→ **Written task**: Copy out every record below, word for word.

• • • • • • •

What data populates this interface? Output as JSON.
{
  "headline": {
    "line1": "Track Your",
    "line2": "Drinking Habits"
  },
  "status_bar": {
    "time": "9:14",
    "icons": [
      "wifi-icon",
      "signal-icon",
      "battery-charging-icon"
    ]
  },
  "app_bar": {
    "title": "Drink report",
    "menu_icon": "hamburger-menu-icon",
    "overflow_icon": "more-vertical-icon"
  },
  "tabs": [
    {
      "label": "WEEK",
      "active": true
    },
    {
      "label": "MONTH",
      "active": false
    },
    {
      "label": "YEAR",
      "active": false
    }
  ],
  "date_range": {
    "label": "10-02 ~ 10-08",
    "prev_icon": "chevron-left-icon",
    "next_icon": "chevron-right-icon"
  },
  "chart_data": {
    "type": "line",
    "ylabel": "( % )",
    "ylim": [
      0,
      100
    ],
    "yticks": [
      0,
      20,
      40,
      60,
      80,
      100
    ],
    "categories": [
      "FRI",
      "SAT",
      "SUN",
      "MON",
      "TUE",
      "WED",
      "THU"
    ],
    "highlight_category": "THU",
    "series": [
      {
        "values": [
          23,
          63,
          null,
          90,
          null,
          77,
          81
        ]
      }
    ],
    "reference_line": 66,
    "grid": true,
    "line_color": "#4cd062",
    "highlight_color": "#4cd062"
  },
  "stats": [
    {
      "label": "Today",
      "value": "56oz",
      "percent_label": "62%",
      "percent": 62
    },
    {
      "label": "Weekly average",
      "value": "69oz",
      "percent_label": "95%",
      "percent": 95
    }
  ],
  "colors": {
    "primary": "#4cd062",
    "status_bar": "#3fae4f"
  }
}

• • • • • • •

→ **Response**:
What data populates this interface? Output as JSON.
{
  "headline": {
    "line1": "Track Your",
    "line2": "Drinking Habits"
  },
  "status_bar": {
    "time": "9:14",
    "icons": [
      "wifi-icon",
      "signal-icon",
      "battery-charging-icon"
    ]
  },
  "app_bar": {
    "title": "Drink report",
    "menu_icon": "hamburger-menu-icon",
    "overflow_icon": "more-vertical-icon"
  },
  "tabs": [
    {
      "label": "WEEK",
      "active": true
    },
    {
      "label": "MONTH",
      "active": false
    },
    {
      "label": "YEAR",
      "active": false
    }
  ],
  "date_range": {
    "label": "10-02 ~ 10-08",
    "prev_icon": "chevron-left-icon",
    "next_icon": "chevron-right-icon"
  },
  "chart_data": {
    "type": "line",
    "ylabel": "( % )",
    "ylim": [
      0,
      100
    ],
    "yticks": [
      0,
      20,
      40,
      60,
      80,
      100
    ],
    "categories": [
      "FRI",
      "SAT",
      "SUN",
      "MON",
      "TUE",
      "WED",
      "THU"
    ],
    "highlight_category": "THU",
    "series": [
      {
        "values": [
          23,
          63,
          null,
          90,
          null,
          77,
          81
        ]
      }
    ],
    "reference_line": 66,
    "grid": true,
    "line_color": "#4cd062",
    "highlight_color": "#4cd062"
  },
  "stats": [
    {
      "label": "Today",
      "value": "56oz",
      "percent_label": "62%",
      "percent": 62
    },
    {
      "label": "Weekly average",
      "value": "69oz",
      "percent_label": "95%",
      "percent": 95
    }
  ],
  "colors": {
    "primary": "#4cd062",
    "status_bar": "#3fae4f"
  }
}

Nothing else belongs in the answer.